WRITTEN EXERCISE: Report how many lines contain the word "BEVERAGES", with no other text.

[Extracted data entries]
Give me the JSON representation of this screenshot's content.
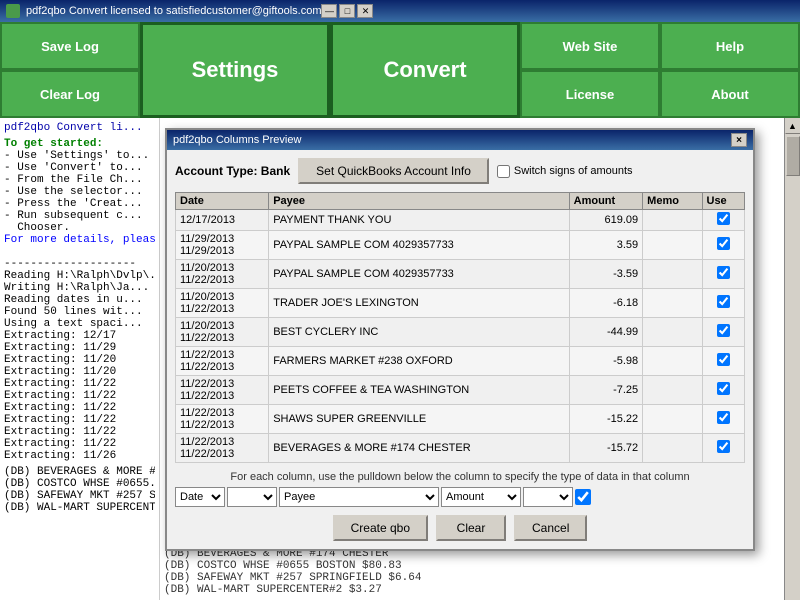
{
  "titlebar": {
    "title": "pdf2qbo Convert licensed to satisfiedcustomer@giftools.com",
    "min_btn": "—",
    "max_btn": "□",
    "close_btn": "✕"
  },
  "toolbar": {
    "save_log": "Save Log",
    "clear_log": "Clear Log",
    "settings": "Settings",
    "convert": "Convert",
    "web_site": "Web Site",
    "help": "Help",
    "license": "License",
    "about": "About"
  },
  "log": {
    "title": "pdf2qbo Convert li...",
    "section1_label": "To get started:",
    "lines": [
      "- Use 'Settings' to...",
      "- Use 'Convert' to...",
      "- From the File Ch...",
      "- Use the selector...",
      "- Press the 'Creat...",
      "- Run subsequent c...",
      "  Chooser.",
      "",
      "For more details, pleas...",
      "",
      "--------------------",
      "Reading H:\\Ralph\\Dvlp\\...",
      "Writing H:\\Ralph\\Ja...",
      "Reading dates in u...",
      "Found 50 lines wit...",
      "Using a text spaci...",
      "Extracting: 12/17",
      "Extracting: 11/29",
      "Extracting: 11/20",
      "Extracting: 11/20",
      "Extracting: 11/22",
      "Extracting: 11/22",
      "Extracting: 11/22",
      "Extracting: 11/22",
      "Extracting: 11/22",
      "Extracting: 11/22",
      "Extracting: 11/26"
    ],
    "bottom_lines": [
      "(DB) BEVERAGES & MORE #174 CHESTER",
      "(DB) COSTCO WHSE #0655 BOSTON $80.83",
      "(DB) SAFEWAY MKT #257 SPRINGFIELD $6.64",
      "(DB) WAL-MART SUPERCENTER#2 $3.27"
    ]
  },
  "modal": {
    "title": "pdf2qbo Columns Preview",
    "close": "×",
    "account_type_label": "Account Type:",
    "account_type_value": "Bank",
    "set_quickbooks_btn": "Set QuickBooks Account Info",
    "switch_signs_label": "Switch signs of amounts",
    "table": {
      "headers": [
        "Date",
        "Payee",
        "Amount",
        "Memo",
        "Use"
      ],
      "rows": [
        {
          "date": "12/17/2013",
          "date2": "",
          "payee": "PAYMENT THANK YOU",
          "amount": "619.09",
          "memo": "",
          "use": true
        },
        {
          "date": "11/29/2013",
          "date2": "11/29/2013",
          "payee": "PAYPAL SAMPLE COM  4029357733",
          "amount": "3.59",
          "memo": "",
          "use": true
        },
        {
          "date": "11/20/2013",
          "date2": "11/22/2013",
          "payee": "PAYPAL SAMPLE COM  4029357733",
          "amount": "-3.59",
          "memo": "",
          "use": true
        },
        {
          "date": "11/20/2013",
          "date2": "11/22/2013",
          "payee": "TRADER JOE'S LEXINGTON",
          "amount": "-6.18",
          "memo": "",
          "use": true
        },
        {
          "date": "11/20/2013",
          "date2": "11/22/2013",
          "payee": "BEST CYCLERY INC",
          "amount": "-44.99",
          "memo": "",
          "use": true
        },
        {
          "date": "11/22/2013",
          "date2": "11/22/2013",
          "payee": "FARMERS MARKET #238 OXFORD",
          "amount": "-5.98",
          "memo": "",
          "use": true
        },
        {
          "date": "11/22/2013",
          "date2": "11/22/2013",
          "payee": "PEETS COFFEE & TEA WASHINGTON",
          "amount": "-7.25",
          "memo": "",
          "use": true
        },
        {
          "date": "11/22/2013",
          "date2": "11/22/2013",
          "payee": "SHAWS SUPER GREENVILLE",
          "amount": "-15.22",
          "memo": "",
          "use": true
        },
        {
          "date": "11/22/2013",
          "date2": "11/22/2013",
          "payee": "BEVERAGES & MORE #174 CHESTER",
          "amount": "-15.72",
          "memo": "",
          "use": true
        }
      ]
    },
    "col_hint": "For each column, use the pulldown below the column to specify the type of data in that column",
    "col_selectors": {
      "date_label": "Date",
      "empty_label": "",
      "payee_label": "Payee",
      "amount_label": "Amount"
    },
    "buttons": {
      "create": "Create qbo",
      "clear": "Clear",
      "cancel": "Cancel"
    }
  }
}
--
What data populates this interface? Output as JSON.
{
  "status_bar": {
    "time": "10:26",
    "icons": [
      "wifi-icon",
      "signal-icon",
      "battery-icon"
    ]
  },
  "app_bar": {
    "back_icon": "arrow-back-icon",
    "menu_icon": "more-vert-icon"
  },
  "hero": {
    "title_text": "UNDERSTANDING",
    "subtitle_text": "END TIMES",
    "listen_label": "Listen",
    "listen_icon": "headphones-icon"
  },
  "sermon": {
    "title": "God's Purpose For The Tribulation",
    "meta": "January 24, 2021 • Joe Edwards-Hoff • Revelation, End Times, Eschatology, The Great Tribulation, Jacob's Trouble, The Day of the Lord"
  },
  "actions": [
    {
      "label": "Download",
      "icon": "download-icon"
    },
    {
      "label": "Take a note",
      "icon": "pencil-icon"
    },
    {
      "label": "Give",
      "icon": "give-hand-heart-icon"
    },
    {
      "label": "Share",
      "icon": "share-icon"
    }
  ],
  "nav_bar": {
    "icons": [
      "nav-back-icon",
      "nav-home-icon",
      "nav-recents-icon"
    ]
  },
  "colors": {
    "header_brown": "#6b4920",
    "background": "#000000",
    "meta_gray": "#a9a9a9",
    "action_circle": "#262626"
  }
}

RESPONSE TO THE TASK: 2